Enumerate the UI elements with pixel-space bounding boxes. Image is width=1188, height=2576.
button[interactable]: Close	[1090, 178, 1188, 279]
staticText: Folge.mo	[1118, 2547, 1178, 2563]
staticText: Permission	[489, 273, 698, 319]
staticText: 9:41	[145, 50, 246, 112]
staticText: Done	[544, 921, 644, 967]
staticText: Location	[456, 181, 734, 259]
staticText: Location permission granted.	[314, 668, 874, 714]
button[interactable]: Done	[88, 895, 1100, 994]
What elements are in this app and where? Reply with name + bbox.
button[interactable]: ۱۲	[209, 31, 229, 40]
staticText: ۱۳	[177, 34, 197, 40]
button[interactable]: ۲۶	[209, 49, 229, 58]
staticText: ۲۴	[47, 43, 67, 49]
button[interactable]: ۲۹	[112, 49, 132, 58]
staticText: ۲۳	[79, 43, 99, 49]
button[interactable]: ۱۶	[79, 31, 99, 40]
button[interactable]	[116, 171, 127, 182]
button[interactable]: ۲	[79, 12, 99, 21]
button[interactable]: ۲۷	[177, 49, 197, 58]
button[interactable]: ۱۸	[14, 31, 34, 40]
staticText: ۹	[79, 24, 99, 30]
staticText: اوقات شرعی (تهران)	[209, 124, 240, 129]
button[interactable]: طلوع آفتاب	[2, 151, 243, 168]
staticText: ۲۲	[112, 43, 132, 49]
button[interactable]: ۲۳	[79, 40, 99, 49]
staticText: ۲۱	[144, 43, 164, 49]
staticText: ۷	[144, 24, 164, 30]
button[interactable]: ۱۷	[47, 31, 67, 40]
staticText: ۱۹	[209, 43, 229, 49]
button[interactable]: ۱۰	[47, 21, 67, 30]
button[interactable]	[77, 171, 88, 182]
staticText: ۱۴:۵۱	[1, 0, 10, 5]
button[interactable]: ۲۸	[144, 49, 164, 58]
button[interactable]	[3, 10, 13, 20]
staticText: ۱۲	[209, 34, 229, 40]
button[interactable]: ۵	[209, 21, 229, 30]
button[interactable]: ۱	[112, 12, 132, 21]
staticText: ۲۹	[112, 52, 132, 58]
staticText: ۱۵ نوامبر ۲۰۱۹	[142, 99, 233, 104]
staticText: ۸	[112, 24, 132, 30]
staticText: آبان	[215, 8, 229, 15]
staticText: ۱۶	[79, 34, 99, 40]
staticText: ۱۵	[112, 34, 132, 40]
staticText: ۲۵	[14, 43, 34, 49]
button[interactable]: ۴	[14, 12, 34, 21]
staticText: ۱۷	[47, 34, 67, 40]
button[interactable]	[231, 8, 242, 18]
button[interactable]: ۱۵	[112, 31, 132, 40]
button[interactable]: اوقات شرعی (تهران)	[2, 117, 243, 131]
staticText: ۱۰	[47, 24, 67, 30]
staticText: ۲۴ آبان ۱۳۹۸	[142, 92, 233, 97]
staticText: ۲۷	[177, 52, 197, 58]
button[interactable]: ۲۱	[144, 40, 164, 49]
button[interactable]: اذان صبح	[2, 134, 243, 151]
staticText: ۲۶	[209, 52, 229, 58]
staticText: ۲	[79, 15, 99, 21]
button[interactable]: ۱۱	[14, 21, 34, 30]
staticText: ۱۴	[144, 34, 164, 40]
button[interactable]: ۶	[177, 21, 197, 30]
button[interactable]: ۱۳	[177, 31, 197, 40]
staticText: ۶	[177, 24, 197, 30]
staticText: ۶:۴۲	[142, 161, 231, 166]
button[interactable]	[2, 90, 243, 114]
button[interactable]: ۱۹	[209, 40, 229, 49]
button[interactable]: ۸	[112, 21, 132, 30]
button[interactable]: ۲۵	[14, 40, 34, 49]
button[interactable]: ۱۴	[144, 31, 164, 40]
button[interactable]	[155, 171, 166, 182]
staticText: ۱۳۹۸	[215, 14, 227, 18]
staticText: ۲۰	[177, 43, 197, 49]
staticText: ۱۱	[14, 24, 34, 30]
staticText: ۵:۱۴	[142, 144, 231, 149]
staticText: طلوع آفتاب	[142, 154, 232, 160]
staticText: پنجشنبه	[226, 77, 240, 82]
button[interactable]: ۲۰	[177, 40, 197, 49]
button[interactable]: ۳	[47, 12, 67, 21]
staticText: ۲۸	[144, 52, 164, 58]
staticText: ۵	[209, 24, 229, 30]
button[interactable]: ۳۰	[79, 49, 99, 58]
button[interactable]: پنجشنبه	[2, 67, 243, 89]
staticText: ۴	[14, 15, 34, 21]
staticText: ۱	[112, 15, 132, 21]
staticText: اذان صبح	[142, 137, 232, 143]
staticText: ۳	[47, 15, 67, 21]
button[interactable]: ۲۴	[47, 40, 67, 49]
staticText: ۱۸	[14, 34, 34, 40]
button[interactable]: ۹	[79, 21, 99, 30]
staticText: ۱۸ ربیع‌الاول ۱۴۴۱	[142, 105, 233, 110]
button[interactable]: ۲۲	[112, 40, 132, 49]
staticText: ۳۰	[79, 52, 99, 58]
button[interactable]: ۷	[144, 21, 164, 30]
========
## Goal of the exercise
Copy out the lines from the first one up to and including the line that contains "34, 197, 40]", without changing any character.

## Full answer
Enumerate the UI elements with pixel-space bounding boxes. Image is width=1188, height=2576.
button[interactable]: Close	[1090, 178, 1188, 279]
staticText: Folge.mo	[1118, 2547, 1178, 2563]
staticText: Permission	[489, 273, 698, 319]
staticText: 9:41	[145, 50, 246, 112]
staticText: Done	[544, 921, 644, 967]
staticText: Location	[456, 181, 734, 259]
staticText: Location permission granted.	[314, 668, 874, 714]
button[interactable]: Done	[88, 895, 1100, 994]
What elements are in this app and where? Reply with name + bbox.
button[interactable]: ۱۲	[209, 31, 229, 40]
staticText: ۱۳	[177, 34, 197, 40]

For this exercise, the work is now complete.